> _THE REQUEST_
Copy the data below exactly, omitting any picture it contains.

(Saved data entries)
------
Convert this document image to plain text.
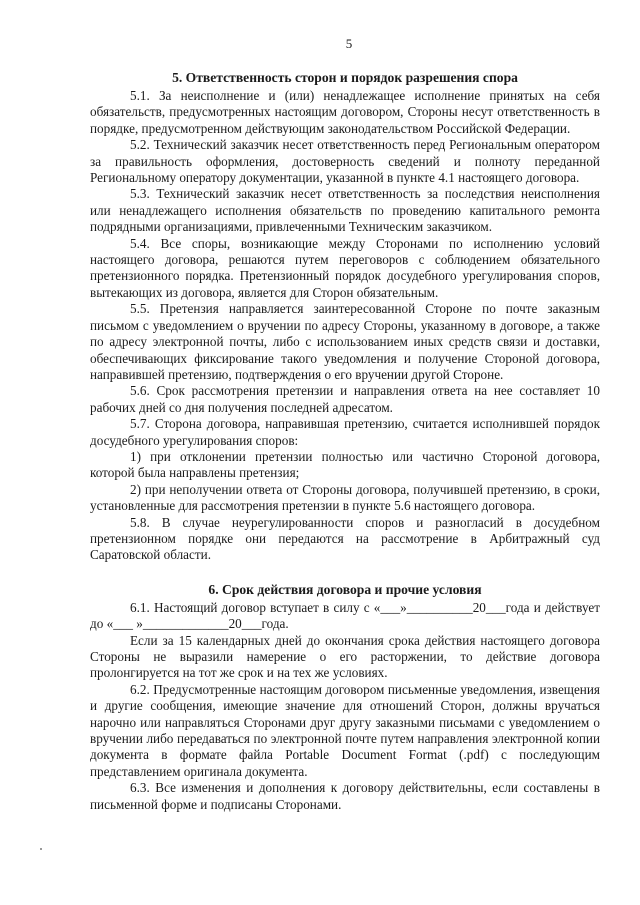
5
5. Ответственность сторон и порядок разрешения спора

5.1. За неисполнение и (или) ненадлежащее исполнение принятых на себя обязательств, предусмотренных настоящим договором, Стороны несут ответственность в порядке, предусмотренном действующим законодательством Российской Федерации.

5.2. Технический заказчик несет ответственность перед Региональным оператором за правильность оформления, достоверность сведений и полноту переданной Региональному оператору документации, указанной в пункте 4.1 настоящего договора.

5.3. Технический заказчик несет ответственность за последствия неисполнения или ненадлежащего исполнения обязательств по проведению капитального ремонта подрядными организациями, привлеченными Техническим заказчиком.

5.4. Все споры, возникающие между Сторонами по исполнению условий настоящего договора, решаются путем переговоров с соблюдением обязательного претензионного порядка. Претензионный порядок досудебного урегулирования споров, вытекающих из договора, является для Сторон обязательным.

5.5. Претензия направляется заинтересованной Стороне по почте заказным письмом с уведомлением о вручении по адресу Стороны, указанному в договоре, а также по адресу электронной почты, либо с использованием иных средств связи и доставки, обеспечивающих фиксирование такого уведомления и получение Стороной договора, направившей претензию, подтверждения о его вручении другой Стороне.

5.6. Срок рассмотрения претензии и направления ответа на нее составляет 10 рабочих дней со дня получения последней адресатом.

5.7. Сторона договора, направившая претензию, считается исполнившей порядок досудебного урегулирования споров:

1) при отклонении претензии полностью или частично Стороной договора, которой была направлены претензия;

2) при неполучении ответа от Стороны договора, получившей претензию, в сроки, установленные для рассмотрения претензии в пункте 5.6 настоящего договора.

5.8. В случае неурегулированности споров и разногласий в досудебном претензионном порядке они передаются на рассмотрение в Арбитражный суд Саратовской области.

6. Срок действия договора и прочие условия

6.1. Настоящий договор вступает в силу с «___»__________20___года и действует до «___ »_____________20___года.

Если за 15 календарных дней до окончания срока действия настоящего договора Стороны не выразили намерение о его расторжении, то действие договора пролонгируется на тот же срок и на тех же условиях.

6.2. Предусмотренные настоящим договором письменные уведомления, извещения и другие сообщения, имеющие значение для отношений Сторон, должны вручаться нарочно или направляться Сторонами друг другу заказными письмами с уведомлением о вручении либо передаваться по электронной почте путем направления электронной копии документа в формате файла Portable Document Format (.pdf) с последующим представлением оригинала документа.

6.3. Все изменения и дополнения к договору действительны, если составлены в письменной форме и подписаны Сторонами.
------
> _WRITTEN ANSWER_
Convert this document image to plain text.
5
5. Ответственность сторон и порядок разрешения спора

5.1. За неисполнение и (или) ненадлежащее исполнение принятых на себя обязательств, предусмотренных настоящим договором, Стороны несут ответственность в порядке, предусмотренном действующим законодательством Российской Федерации.

5.2. Технический заказчик несет ответственность перед Региональным оператором за правильность оформления, достоверность сведений и полноту переданной Региональному оператору документации, указанной в пункте 4.1 настоящего договора.

5.3. Технический заказчик несет ответственность за последствия неисполнения или ненадлежащего исполнения обязательств по проведению капитального ремонта подрядными организациями, привлеченными Техническим заказчиком.

5.4. Все споры, возникающие между Сторонами по исполнению условий настоящего договора, решаются путем переговоров с соблюдением обязательного претензионного порядка. Претензионный порядок досудебного урегулирования споров, вытекающих из договора, является для Сторон обязательным.

5.5. Претензия направляется заинтересованной Стороне по почте заказным письмом с уведомлением о вручении по адресу Стороны, указанному в договоре, а также по адресу электронной почты, либо с использованием иных средств связи и доставки, обеспечивающих фиксирование такого уведомления и получение Стороной договора, направившей претензию, подтверждения о его вручении другой Стороне.

5.6. Срок рассмотрения претензии и направления ответа на нее составляет 10 рабочих дней со дня получения последней адресатом.

5.7. Сторона договора, направившая претензию, считается исполнившей порядок досудебного урегулирования споров:

1) при отклонении претензии полностью или частично Стороной договора, которой была направлены претензия;

2) при неполучении ответа от Стороны договора, получившей претензию, в сроки, установленные для рассмотрения претензии в пункте 5.6 настоящего договора.

5.8. В случае неурегулированности споров и разногласий в досудебном претензионном порядке они передаются на рассмотрение в Арбитражный суд Саратовской области.

6. Срок действия договора и прочие условия

6.1. Настоящий договор вступает в силу с «___»__________20___года и действует до «___ »_____________20___года.

Если за 15 календарных дней до окончания срока действия настоящего договора Стороны не выразили намерение о его расторжении, то действие договора пролонгируется на тот же срок и на тех же условиях.

6.2. Предусмотренные настоящим договором письменные уведомления, извещения и другие сообщения, имеющие значение для отношений Сторон, должны вручаться нарочно или направляться Сторонами друг другу заказными письмами с уведомлением о вручении либо передаваться по электронной почте путем направления электронной копии документа в формате файла Portable Document Format (.pdf) с последующим представлением оригинала документа.

6.3. Все изменения и дополнения к договору действительны, если составлены в письменной форме и подписаны Сторонами.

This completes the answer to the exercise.